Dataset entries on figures
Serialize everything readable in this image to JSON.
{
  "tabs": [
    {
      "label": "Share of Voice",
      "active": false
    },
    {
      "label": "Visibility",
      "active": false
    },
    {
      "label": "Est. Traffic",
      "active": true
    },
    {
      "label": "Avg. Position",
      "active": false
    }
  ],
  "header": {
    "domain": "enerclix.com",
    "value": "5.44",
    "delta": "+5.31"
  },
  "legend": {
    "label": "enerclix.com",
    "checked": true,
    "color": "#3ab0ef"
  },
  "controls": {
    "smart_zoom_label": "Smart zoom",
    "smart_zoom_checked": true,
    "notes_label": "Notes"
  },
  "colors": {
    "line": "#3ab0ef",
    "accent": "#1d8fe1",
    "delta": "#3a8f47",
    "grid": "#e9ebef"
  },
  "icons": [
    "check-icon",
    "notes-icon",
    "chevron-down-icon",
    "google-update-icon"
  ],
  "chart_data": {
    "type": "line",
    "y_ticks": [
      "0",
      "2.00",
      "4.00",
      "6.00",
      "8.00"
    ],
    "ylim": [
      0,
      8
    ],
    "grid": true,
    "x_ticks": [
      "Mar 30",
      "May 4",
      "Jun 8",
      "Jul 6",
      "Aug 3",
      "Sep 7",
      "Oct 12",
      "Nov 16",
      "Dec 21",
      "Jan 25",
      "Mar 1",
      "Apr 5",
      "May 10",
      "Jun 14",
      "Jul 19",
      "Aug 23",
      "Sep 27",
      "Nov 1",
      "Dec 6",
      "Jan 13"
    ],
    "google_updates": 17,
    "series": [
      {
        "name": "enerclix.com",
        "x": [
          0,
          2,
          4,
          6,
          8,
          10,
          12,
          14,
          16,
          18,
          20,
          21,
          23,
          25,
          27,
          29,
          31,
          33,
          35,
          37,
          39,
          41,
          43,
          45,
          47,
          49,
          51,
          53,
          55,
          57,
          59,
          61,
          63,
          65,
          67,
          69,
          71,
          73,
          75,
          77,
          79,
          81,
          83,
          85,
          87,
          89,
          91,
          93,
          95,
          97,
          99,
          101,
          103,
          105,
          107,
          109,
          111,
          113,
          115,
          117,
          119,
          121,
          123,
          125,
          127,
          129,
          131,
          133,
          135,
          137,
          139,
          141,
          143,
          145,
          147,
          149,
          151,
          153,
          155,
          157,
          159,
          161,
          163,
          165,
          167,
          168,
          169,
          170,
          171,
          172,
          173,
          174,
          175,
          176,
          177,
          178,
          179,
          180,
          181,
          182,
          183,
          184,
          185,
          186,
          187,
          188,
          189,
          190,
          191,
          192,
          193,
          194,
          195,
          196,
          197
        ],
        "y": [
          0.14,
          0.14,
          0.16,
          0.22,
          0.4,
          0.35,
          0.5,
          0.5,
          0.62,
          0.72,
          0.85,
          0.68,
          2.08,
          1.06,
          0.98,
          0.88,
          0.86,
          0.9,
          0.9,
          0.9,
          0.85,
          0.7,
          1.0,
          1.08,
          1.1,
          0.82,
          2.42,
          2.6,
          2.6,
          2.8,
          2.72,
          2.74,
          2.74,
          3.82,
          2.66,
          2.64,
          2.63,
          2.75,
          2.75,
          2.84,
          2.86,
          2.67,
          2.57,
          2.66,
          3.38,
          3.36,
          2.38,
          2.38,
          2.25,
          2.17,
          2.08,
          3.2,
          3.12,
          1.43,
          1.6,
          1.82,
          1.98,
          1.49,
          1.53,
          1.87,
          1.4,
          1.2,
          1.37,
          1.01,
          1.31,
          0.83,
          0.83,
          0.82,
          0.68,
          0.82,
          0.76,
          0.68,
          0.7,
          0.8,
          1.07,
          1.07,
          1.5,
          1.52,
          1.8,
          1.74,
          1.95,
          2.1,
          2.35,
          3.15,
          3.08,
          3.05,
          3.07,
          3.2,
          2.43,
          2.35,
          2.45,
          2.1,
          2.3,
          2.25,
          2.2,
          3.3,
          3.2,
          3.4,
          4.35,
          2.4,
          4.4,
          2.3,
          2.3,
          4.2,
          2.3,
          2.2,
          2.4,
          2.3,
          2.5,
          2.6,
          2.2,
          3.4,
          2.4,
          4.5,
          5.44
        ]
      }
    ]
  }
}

EXERCISE GOAL ▸ Write out the entire listing exactly.

RESULT OF THE TASK ▸
Serialize everything readable in this image to JSON.
{
  "tabs": [
    {
      "label": "Share of Voice",
      "active": false
    },
    {
      "label": "Visibility",
      "active": false
    },
    {
      "label": "Est. Traffic",
      "active": true
    },
    {
      "label": "Avg. Position",
      "active": false
    }
  ],
  "header": {
    "domain": "enerclix.com",
    "value": "5.44",
    "delta": "+5.31"
  },
  "legend": {
    "label": "enerclix.com",
    "checked": true,
    "color": "#3ab0ef"
  },
  "controls": {
    "smart_zoom_label": "Smart zoom",
    "smart_zoom_checked": true,
    "notes_label": "Notes"
  },
  "colors": {
    "line": "#3ab0ef",
    "accent": "#1d8fe1",
    "delta": "#3a8f47",
    "grid": "#e9ebef"
  },
  "icons": [
    "check-icon",
    "notes-icon",
    "chevron-down-icon",
    "google-update-icon"
  ],
  "chart_data": {
    "type": "line",
    "y_ticks": [
      "0",
      "2.00",
      "4.00",
      "6.00",
      "8.00"
    ],
    "ylim": [
      0,
      8
    ],
    "grid": true,
    "x_ticks": [
      "Mar 30",
      "May 4",
      "Jun 8",
      "Jul 6",
      "Aug 3",
      "Sep 7",
      "Oct 12",
      "Nov 16",
      "Dec 21",
      "Jan 25",
      "Mar 1",
      "Apr 5",
      "May 10",
      "Jun 14",
      "Jul 19",
      "Aug 23",
      "Sep 27",
      "Nov 1",
      "Dec 6",
      "Jan 13"
    ],
    "google_updates": 17,
    "series": [
      {
        "name": "enerclix.com",
        "x": [
          0,
          2,
          4,
          6,
          8,
          10,
          12,
          14,
          16,
          18,
          20,
          21,
          23,
          25,
          27,
          29,
          31,
          33,
          35,
          37,
          39,
          41,
          43,
          45,
          47,
          49,
          51,
          53,
          55,
          57,
          59,
          61,
          63,
          65,
          67,
          69,
          71,
          73,
          75,
          77,
          79,
          81,
          83,
          85,
          87,
          89,
          91,
          93,
          95,
          97,
          99,
          101,
          103,
          105,
          107,
          109,
          111,
          113,
          115,
          117,
          119,
          121,
          123,
          125,
          127,
          129,
          131,
          133,
          135,
          137,
          139,
          141,
          143,
          145,
          147,
          149,
          151,
          153,
          155,
          157,
          159,
          161,
          163,
          165,
          167,
          168,
          169,
          170,
          171,
          172,
          173,
          174,
          175,
          176,
          177,
          178,
          179,
          180,
          181,
          182,
          183,
          184,
          185,
          186,
          187,
          188,
          189,
          190,
          191,
          192,
          193,
          194,
          195,
          196,
          197
        ],
        "y": [
          0.14,
          0.14,
          0.16,
          0.22,
          0.4,
          0.35,
          0.5,
          0.5,
          0.62,
          0.72,
          0.85,
          0.68,
          2.08,
          1.06,
          0.98,
          0.88,
          0.86,
          0.9,
          0.9,
          0.9,
          0.85,
          0.7,
          1.0,
          1.08,
          1.1,
          0.82,
          2.42,
          2.6,
          2.6,
          2.8,
          2.72,
          2.74,
          2.74,
          3.82,
          2.66,
          2.64,
          2.63,
          2.75,
          2.75,
          2.84,
          2.86,
          2.67,
          2.57,
          2.66,
          3.38,
          3.36,
          2.38,
          2.38,
          2.25,
          2.17,
          2.08,
          3.2,
          3.12,
          1.43,
          1.6,
          1.82,
          1.98,
          1.49,
          1.53,
          1.87,
          1.4,
          1.2,
          1.37,
          1.01,
          1.31,
          0.83,
          0.83,
          0.82,
          0.68,
          0.82,
          0.76,
          0.68,
          0.7,
          0.8,
          1.07,
          1.07,
          1.5,
          1.52,
          1.8,
          1.74,
          1.95,
          2.1,
          2.35,
          3.15,
          3.08,
          3.05,
          3.07,
          3.2,
          2.43,
          2.35,
          2.45,
          2.1,
          2.3,
          2.25,
          2.2,
          3.3,
          3.2,
          3.4,
          4.35,
          2.4,
          4.4,
          2.3,
          2.3,
          4.2,
          2.3,
          2.2,
          2.4,
          2.3,
          2.5,
          2.6,
          2.2,
          3.4,
          2.4,
          4.5,
          5.44
        ]
      }
    ]
  }
}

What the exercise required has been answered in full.